[Start of Records for the task]

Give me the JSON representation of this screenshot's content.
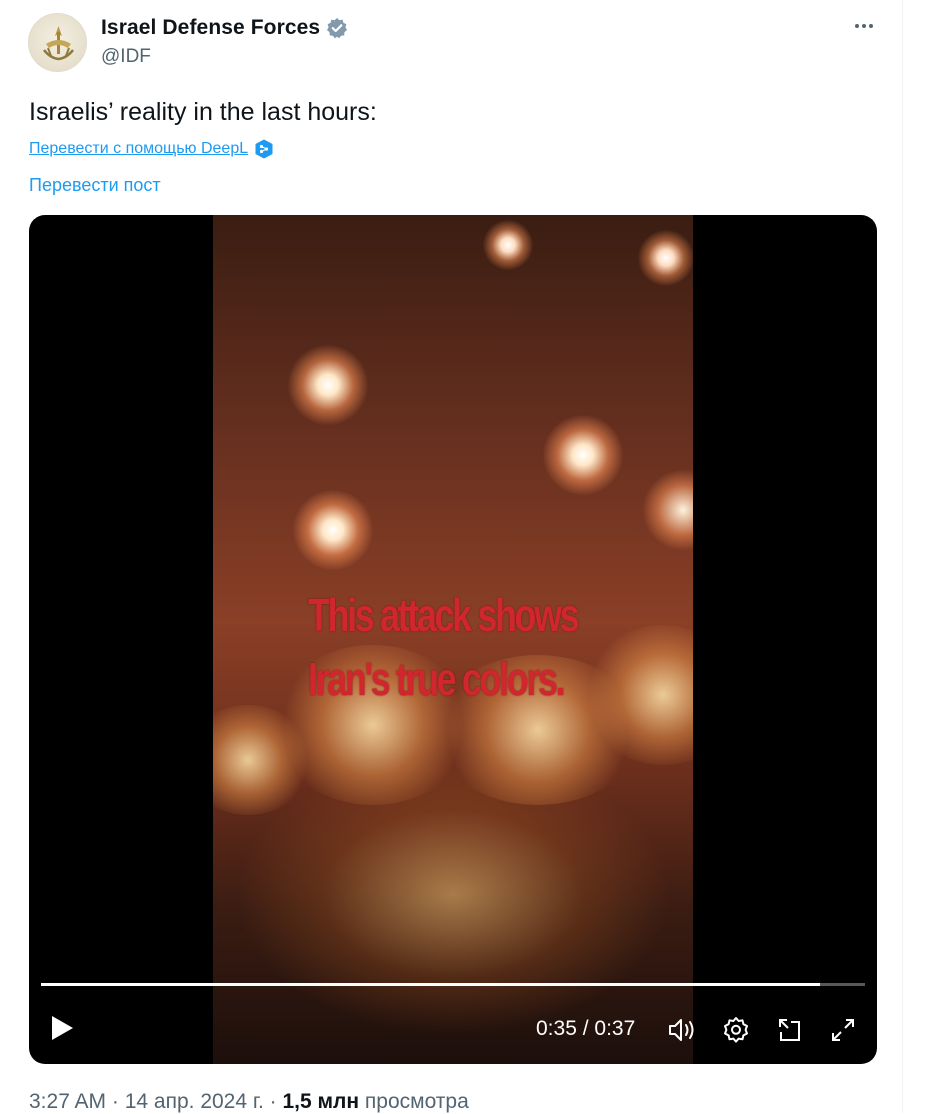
{
  "author": {
    "display_name": "Israel Defense Forces",
    "handle": "@IDF",
    "verified": true,
    "avatar_icon": "idf-emblem-icon"
  },
  "post": {
    "text": "Israelis’ reality in the last hours:",
    "deepl_link": "Перевести с помощью DeepL",
    "translate_label": "Перевести пост"
  },
  "video": {
    "caption_line1": "This attack shows",
    "caption_line2": "Iran's true colors.",
    "time_current": "0:35",
    "time_separator": " / ",
    "time_total": "0:37",
    "progress_fraction": 0.945
  },
  "meta": {
    "time": "3:27 AM",
    "sep1": " · ",
    "date": "14 апр. 2024 г.",
    "sep2": " · ",
    "views_count": "1,5 млн",
    "views_label": " просмотра"
  },
  "colors": {
    "accent": "#1d9bf0",
    "verified_badge": "#829aab",
    "caption": "#d0262d"
  }
}
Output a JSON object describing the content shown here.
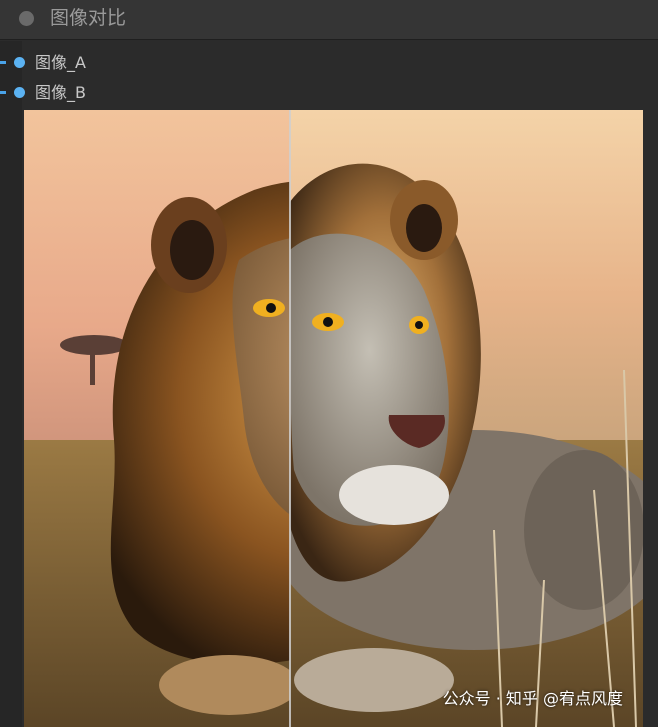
{
  "node": {
    "title": "图像对比"
  },
  "inputs": [
    {
      "label": "图像_A"
    },
    {
      "label": "图像_B"
    }
  ],
  "colors": {
    "port": "#5bb2f2",
    "title_text": "#9a9a9a",
    "background": "#2b2b2b"
  },
  "compare": {
    "split_fraction": 0.43
  },
  "watermark": "公众号 · 知乎 @宥点风度"
}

[End of Records for the task]

▸ Requirements
Give every line back word for word and leave the pictures out.

▸ Correct output
Give me the JSON representation of this screenshot's content.
{
  "author": {
    "display_name": "Israel Defense Forces",
    "handle": "@IDF",
    "verified": true,
    "avatar_icon": "idf-emblem-icon"
  },
  "post": {
    "text": "Israelis’ reality in the last hours:",
    "deepl_link": "Перевести с помощью DeepL",
    "translate_label": "Перевести пост"
  },
  "video": {
    "caption_line1": "This attack shows",
    "caption_line2": "Iran's true colors.",
    "time_current": "0:35",
    "time_separator": " / ",
    "time_total": "0:37",
    "progress_fraction": 0.945
  },
  "meta": {
    "time": "3:27 AM",
    "sep1": " · ",
    "date": "14 апр. 2024 г.",
    "sep2": " · ",
    "views_count": "1,5 млн",
    "views_label": " просмотра"
  },
  "colors": {
    "accent": "#1d9bf0",
    "verified_badge": "#829aab",
    "caption": "#d0262d"
  }
}
Output a JSON object describing the content shown here.
{
  "node": {
    "title": "图像对比"
  },
  "inputs": [
    {
      "label": "图像_A"
    },
    {
      "label": "图像_B"
    }
  ],
  "colors": {
    "port": "#5bb2f2",
    "title_text": "#9a9a9a",
    "background": "#2b2b2b"
  },
  "compare": {
    "split_fraction": 0.43
  },
  "watermark": "公众号 · 知乎 @宥点风度"
}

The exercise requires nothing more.